> [WHAT YOU WILL DO]: Each line below must be set down exactly; omit any image you find.

━━━ DATA SHOWN

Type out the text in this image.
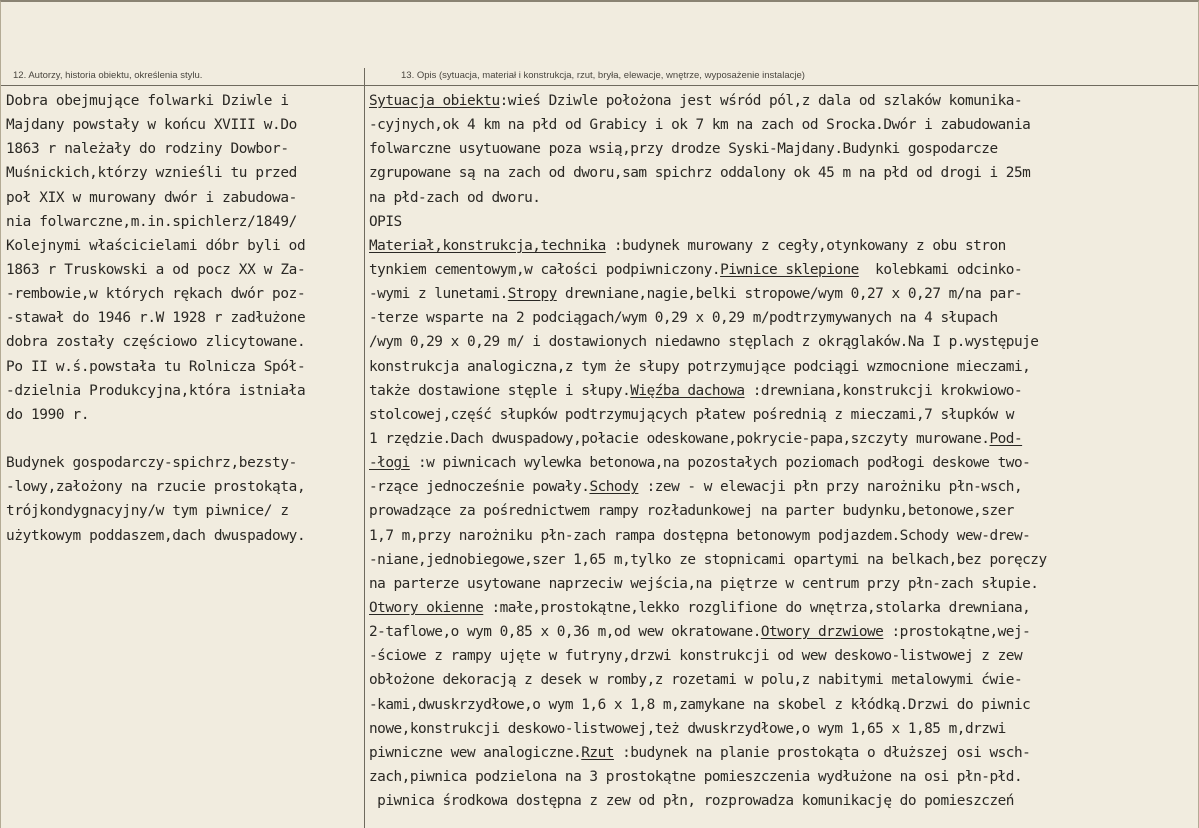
12. Autorzy, historia obiektu, określenia stylu.	13. Opis (sytuacja, materiał i konstrukcja, rzut, bryła, elewacje, wnętrze, wyposażenie instalacje)
Dobra obejmujące folwarki Dziwle i
Majdany powstały w końcu XVIII w.Do
1863 r należały do rodziny Dowbor-
Muśnickich,którzy wznieśli tu przed
poł XIX w murowany dwór i zabudowa-
nia folwarczne,m.in.spichlerz/1849/
Kolejnymi właścicielami dóbr byli od
1863 r Truskowski a od pocz XX w Za-
-rembowie,w których rękach dwór poz-
-stawał do 1946 r.W 1928 r zadłużone
dobra zostały częściowo zlicytowane.
Po II w.ś.powstała tu Rolnicza Spół-
-dzielnia Produkcyjna,która istniała
do 1990 r.
Budynek gospodarczy-spichrz,bezsty-
-lowy,założony na rzucie prostokąta,
trójkondygnacyjny/w tym piwnice/ z
użytkowym poddaszem,dach dwuspadowy.
Sytuacja obiektu:wieś Dziwle położona jest wśród pól,z dala od szlaków komunika-
-cyjnych,ok 4 km na płd od Grabicy i ok 7 km na zach od Srocka.Dwór i zabudowania
folwarczne usytuowane poza wsią,przy drodze Syski-Majdany.Budynki gospodarcze
zgrupowane są na zach od dworu,sam spichrz oddalony ok 45 m na płd od drogi i 25m
na płd-zach od dworu.
OPIS
Materiał,konstrukcja,technika :budynek murowany z cegły,otynkowany z obu stron
tynkiem cementowym,w całości podpiwniczony.Piwnice sklepione  kolebkami odcinko-
-wymi z lunetami.Stropy drewniane,nagie,belki stropowe/wym 0,27 x 0,27 m/na par-
-terze wsparte na 2 podciągach/wym 0,29 x 0,29 m/podtrzymywanych na 4 słupach
/wym 0,29 x 0,29 m/ i dostawionych niedawno stęplach z okrąglaków.Na I p.występuje
konstrukcja analogiczna,z tym że słupy potrzymujące podciągi wzmocnione mieczami,
także dostawione stęple i słupy.Więźba dachowa :drewniana,konstrukcji krokwiowo-
stolcowej,część słupków podtrzymujących płatew pośrednią z mieczami,7 słupków w
1 rzędzie.Dach dwuspadowy,połacie odeskowane,pokrycie-papa,szczyty murowane.Pod-
-łogi :w piwnicach wylewka betonowa,na pozostałych poziomach podłogi deskowe two-
-rzące jednocześnie powały.Schody :zew - w elewacji płn przy narożniku płn-wsch,
prowadzące za pośrednictwem rampy rozładunkowej na parter budynku,betonowe,szer
1,7 m,przy narożniku płn-zach rampa dostępna betonowym podjazdem.Schody wew-drew-
-niane,jednobiegowe,szer 1,65 m,tylko ze stopnicami opartymi na belkach,bez poręczy
na parterze usytowane naprzeciw wejścia,na piętrze w centrum przy płn-zach słupie.
Otwory okienne :małe,prostokątne,lekko rozglifione do wnętrza,stolarka drewniana,
2-taflowe,o wym 0,85 x 0,36 m,od wew okratowane.Otwory drzwiowe :prostokątne,wej-
-ściowe z rampy ujęte w futryny,drzwi konstrukcji od wew deskowo-listwowej z zew
obłożone dekoracją z desek w romby,z rozetami w polu,z nabitymi metalowymi ćwie-
-kami,dwuskrzydłowe,o wym 1,6 x 1,8 m,zamykane na skobel z kłódką.Drzwi do piwnic
nowe,konstrukcji deskowo-listwowej,też dwuskrzydłowe,o wym 1,65 x 1,85 m,drzwi
piwniczne wew analogiczne.Rzut :budynek na planie prostokąta o dłuższej osi wsch-
zach,piwnica podzielona na 3 prostokątne pomieszczenia wydłużone na osi płn-płd.
piwnica środkowa dostępna z zew od płn, rozprowadza komunikację do pomieszczeń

━━━━━━

> [SOLVED PROBLEM]:
Type out the text in this image.
12. Autorzy, historia obiektu, określenia stylu.	13. Opis (sytuacja, materiał i konstrukcja, rzut, bryła, elewacje, wnętrze, wyposażenie instalacje)
Dobra obejmujące folwarki Dziwle i
Majdany powstały w końcu XVIII w.Do
1863 r należały do rodziny Dowbor-
Muśnickich,którzy wznieśli tu przed
poł XIX w murowany dwór i zabudowa-
nia folwarczne,m.in.spichlerz/1849/
Kolejnymi właścicielami dóbr byli od
1863 r Truskowski a od pocz XX w Za-
-rembowie,w których rękach dwór poz-
-stawał do 1946 r.W 1928 r zadłużone
dobra zostały częściowo zlicytowane.
Po II w.ś.powstała tu Rolnicza Spół-
-dzielnia Produkcyjna,która istniała
do 1990 r.
Budynek gospodarczy-spichrz,bezsty-
-lowy,założony na rzucie prostokąta,
trójkondygnacyjny/w tym piwnice/ z
użytkowym poddaszem,dach dwuspadowy.
Sytuacja obiektu:wieś Dziwle położona jest wśród pól,z dala od szlaków komunika-
-cyjnych,ok 4 km na płd od Grabicy i ok 7 km na zach od Srocka.Dwór i zabudowania
folwarczne usytuowane poza wsią,przy drodze Syski-Majdany.Budynki gospodarcze
zgrupowane są na zach od dworu,sam spichrz oddalony ok 45 m na płd od drogi i 25m
na płd-zach od dworu.
OPIS
Materiał,konstrukcja,technika :budynek murowany z cegły,otynkowany z obu stron
tynkiem cementowym,w całości podpiwniczony.Piwnice sklepione  kolebkami odcinko-
-wymi z lunetami.Stropy drewniane,nagie,belki stropowe/wym 0,27 x 0,27 m/na par-
-terze wsparte na 2 podciągach/wym 0,29 x 0,29 m/podtrzymywanych na 4 słupach
/wym 0,29 x 0,29 m/ i dostawionych niedawno stęplach z okrąglaków.Na I p.występuje
konstrukcja analogiczna,z tym że słupy potrzymujące podciągi wzmocnione mieczami,
także dostawione stęple i słupy.Więźba dachowa :drewniana,konstrukcji krokwiowo-
stolcowej,część słupków podtrzymujących płatew pośrednią z mieczami,7 słupków w
1 rzędzie.Dach dwuspadowy,połacie odeskowane,pokrycie-papa,szczyty murowane.Pod-
-łogi :w piwnicach wylewka betonowa,na pozostałych poziomach podłogi deskowe two-
-rzące jednocześnie powały.Schody :zew - w elewacji płn przy narożniku płn-wsch,
prowadzące za pośrednictwem rampy rozładunkowej na parter budynku,betonowe,szer
1,7 m,przy narożniku płn-zach rampa dostępna betonowym podjazdem.Schody wew-drew-
-niane,jednobiegowe,szer 1,65 m,tylko ze stopnicami opartymi na belkach,bez poręczy
na parterze usytowane naprzeciw wejścia,na piętrze w centrum przy płn-zach słupie.
Otwory okienne :małe,prostokątne,lekko rozglifione do wnętrza,stolarka drewniana,
2-taflowe,o wym 0,85 x 0,36 m,od wew okratowane.Otwory drzwiowe :prostokątne,wej-
-ściowe z rampy ujęte w futryny,drzwi konstrukcji od wew deskowo-listwowej z zew
obłożone dekoracją z desek w romby,z rozetami w polu,z nabitymi metalowymi ćwie-
-kami,dwuskrzydłowe,o wym 1,6 x 1,8 m,zamykane na skobel z kłódką.Drzwi do piwnic
nowe,konstrukcji deskowo-listwowej,też dwuskrzydłowe,o wym 1,65 x 1,85 m,drzwi
piwniczne wew analogiczne.Rzut :budynek na planie prostokąta o dłuższej osi wsch-
zach,piwnica podzielona na 3 prostokątne pomieszczenia wydłużone na osi płn-płd.
piwnica środkowa dostępna z zew od płn, rozprowadza komunikację do pomieszczeń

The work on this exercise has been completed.